Search the material for the word "JSON" and copy each line that holds it.
— START GIVEN INFORMATION —
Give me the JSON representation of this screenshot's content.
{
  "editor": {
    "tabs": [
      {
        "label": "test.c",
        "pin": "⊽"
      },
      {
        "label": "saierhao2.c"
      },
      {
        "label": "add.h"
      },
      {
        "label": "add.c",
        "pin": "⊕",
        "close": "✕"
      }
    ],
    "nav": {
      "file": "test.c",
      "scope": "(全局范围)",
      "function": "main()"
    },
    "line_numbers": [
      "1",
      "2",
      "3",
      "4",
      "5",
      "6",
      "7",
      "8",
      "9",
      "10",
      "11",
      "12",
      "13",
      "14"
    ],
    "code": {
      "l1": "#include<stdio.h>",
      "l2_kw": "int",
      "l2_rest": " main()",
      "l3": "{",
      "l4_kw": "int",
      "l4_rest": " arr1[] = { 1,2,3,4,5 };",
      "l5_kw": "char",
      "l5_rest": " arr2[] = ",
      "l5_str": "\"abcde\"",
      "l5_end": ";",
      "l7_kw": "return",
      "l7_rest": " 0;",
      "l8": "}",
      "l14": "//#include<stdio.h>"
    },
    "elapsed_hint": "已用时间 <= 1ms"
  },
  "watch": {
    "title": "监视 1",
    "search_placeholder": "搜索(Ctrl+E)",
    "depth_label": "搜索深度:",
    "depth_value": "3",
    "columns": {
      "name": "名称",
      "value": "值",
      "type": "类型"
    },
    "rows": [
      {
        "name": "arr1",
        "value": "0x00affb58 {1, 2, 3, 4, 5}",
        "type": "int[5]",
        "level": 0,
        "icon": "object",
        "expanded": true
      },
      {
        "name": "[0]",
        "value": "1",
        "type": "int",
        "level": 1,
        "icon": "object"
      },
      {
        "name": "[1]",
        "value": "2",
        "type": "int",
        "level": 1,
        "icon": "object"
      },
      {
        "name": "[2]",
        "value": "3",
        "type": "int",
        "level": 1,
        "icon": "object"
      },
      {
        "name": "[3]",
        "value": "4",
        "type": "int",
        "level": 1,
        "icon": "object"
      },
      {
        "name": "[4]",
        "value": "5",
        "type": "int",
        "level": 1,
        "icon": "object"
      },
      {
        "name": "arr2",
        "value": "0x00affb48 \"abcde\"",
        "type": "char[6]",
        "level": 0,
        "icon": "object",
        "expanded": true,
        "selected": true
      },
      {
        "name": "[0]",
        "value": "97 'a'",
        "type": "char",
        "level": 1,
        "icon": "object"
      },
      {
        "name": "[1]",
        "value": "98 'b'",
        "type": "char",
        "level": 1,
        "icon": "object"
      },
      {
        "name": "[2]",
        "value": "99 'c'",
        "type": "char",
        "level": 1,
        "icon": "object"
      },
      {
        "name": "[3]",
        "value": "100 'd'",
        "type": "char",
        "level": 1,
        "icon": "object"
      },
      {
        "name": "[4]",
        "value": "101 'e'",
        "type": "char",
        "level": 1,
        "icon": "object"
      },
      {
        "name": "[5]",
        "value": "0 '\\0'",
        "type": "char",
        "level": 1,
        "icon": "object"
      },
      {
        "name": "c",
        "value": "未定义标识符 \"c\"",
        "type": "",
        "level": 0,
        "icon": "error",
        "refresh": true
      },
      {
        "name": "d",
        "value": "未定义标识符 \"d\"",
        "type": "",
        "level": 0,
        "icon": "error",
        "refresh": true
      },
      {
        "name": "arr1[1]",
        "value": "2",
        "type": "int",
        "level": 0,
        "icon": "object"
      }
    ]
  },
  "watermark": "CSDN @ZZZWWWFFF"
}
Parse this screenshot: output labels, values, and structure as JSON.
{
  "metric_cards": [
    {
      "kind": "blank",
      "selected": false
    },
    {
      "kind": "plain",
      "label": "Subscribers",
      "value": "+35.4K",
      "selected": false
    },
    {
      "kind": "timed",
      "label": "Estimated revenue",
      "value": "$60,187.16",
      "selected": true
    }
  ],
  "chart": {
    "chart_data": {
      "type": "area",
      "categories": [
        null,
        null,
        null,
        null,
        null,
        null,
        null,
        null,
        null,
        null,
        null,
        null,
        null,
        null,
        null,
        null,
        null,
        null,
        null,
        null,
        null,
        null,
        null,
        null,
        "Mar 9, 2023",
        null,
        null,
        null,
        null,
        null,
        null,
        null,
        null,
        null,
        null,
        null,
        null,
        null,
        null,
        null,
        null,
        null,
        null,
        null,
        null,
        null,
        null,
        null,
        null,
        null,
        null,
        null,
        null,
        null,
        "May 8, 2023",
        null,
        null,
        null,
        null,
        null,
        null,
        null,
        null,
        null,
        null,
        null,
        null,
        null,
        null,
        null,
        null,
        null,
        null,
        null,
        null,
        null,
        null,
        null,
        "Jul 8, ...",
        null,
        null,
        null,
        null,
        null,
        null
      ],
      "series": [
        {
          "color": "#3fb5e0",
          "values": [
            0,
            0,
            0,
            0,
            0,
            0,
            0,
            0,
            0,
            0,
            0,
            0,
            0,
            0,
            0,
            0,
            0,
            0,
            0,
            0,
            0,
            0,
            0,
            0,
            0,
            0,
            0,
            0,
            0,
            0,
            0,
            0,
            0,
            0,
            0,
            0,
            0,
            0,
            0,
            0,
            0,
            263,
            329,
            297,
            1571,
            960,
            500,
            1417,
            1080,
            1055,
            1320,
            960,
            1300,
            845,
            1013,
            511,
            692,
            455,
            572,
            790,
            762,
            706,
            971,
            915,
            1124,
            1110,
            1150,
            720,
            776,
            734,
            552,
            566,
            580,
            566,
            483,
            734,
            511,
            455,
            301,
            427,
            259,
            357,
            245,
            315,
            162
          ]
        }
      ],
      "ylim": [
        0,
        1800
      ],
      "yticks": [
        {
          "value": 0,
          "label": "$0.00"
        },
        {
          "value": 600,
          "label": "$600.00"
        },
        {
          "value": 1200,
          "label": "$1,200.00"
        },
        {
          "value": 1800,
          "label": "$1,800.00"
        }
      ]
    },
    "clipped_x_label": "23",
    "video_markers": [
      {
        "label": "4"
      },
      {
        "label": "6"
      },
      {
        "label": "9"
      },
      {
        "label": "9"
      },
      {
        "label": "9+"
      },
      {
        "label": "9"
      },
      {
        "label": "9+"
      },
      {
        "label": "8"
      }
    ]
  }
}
— END GIVEN INFORMATION —
— START GIVEN INFORMATION —
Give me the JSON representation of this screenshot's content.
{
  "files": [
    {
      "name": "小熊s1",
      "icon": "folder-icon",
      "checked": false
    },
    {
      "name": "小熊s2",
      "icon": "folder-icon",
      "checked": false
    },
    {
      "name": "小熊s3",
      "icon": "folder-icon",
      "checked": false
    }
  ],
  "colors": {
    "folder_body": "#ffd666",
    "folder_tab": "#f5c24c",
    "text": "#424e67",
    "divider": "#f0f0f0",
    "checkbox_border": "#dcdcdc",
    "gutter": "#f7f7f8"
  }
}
— END GIVEN INFORMATION —
— START GIVEN INFORMATION —
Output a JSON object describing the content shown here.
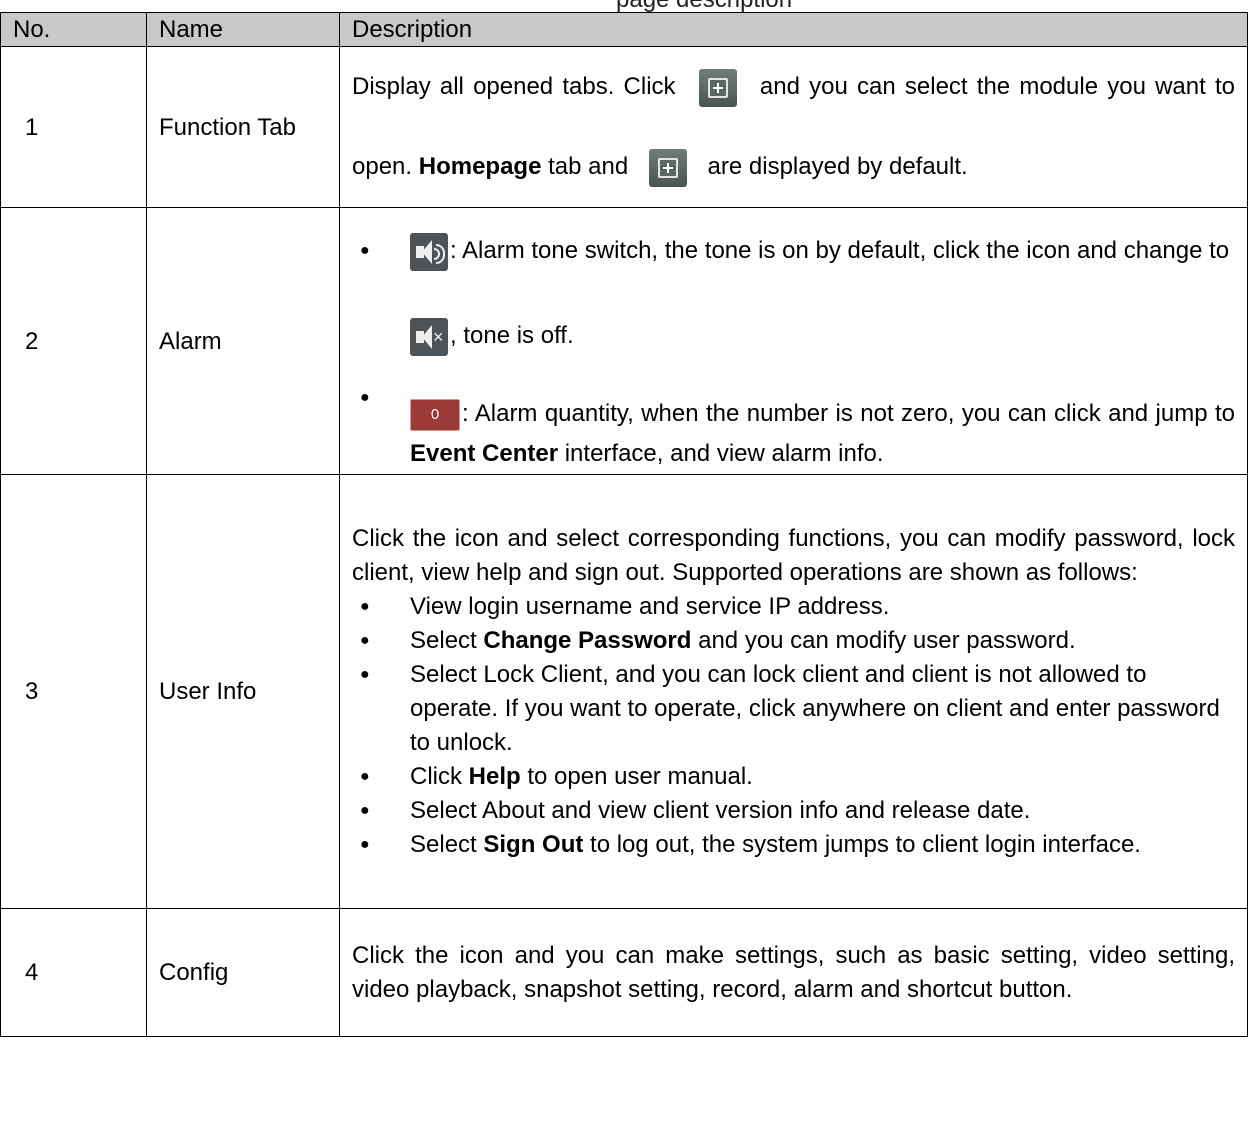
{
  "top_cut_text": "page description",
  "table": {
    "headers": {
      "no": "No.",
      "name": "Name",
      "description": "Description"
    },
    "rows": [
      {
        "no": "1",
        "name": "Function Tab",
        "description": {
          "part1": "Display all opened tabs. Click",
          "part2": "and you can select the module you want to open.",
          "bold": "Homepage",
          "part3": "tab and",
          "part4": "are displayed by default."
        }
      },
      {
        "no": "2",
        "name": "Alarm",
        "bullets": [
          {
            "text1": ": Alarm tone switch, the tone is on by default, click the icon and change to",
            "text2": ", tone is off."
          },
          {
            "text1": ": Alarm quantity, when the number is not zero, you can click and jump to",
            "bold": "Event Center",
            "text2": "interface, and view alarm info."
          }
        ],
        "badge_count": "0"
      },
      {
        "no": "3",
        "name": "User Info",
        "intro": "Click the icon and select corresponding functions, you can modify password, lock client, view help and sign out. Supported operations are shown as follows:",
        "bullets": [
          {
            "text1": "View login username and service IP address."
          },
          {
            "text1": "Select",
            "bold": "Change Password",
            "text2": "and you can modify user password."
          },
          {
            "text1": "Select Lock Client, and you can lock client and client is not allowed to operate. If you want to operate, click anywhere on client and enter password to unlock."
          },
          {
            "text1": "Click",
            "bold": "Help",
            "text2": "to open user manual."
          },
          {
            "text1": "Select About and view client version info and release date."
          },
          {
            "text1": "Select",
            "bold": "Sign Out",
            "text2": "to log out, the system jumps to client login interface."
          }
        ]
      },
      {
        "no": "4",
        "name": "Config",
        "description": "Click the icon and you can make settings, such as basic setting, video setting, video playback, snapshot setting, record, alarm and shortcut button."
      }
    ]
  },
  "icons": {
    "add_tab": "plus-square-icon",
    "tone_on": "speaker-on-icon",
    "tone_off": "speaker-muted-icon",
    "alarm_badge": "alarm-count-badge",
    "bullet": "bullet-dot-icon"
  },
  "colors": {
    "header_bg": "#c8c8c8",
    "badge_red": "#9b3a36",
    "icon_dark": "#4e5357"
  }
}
— END GIVEN INFORMATION —
→ EXPECTED ANSWER
Give me the JSON representation of this screenshot's content.
Parse this screenshot: output labels, values, and structure as JSON.
Give me the JSON representation of this screenshot's content.
Output a JSON object describing the content shown here.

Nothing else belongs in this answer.